◆ Record set
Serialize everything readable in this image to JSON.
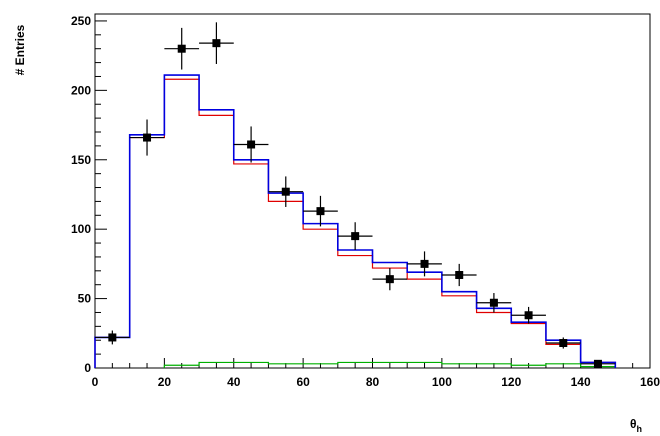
{
  "chart_data": {
    "type": "histogram",
    "xlabel": "θ_h",
    "ylabel": "# Entries",
    "xlim": [
      0,
      160
    ],
    "ylim": [
      0,
      255
    ],
    "grid": false,
    "xticks": [
      "0",
      "20",
      "40",
      "60",
      "80",
      "100",
      "120",
      "140",
      "160"
    ],
    "yticks": [
      "0",
      "50",
      "100",
      "150",
      "200",
      "250"
    ],
    "bin_edges": [
      0,
      10,
      20,
      30,
      40,
      50,
      60,
      70,
      80,
      90,
      100,
      110,
      120,
      130,
      140,
      150
    ],
    "series": [
      {
        "kind": "step",
        "color": "#e00000",
        "values": [
          22,
          166,
          208,
          182,
          147,
          120,
          100,
          81,
          72,
          64,
          52,
          40,
          32,
          17,
          4
        ]
      },
      {
        "kind": "step",
        "color": "#0000e0",
        "values": [
          22,
          168,
          211,
          186,
          150,
          126,
          104,
          85,
          76,
          69,
          55,
          43,
          33,
          20,
          4
        ]
      },
      {
        "kind": "step",
        "color": "#00b000",
        "values": [
          0,
          0,
          2,
          4,
          4,
          3,
          3,
          4,
          4,
          4,
          3,
          3,
          2,
          3,
          1
        ]
      },
      {
        "kind": "points",
        "color": "#000000",
        "x": [
          5,
          15,
          25,
          35,
          45,
          55,
          65,
          75,
          85,
          95,
          105,
          115,
          125,
          135,
          145
        ],
        "y": [
          22,
          166,
          230,
          234,
          161,
          127,
          113,
          95,
          64,
          75,
          67,
          47,
          38,
          18,
          3
        ],
        "yerr": [
          5,
          13,
          15,
          15,
          13,
          11,
          11,
          10,
          8,
          9,
          8,
          7,
          6,
          4,
          2
        ],
        "xerr": 5
      }
    ]
  }
}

◆ The problem
Where a line of the data holds "color", show that line.

◆ Solution for this problem
        "color": "#e00000",
        "color": "#0000e0",
        "color": "#00b000",
        "color": "#000000",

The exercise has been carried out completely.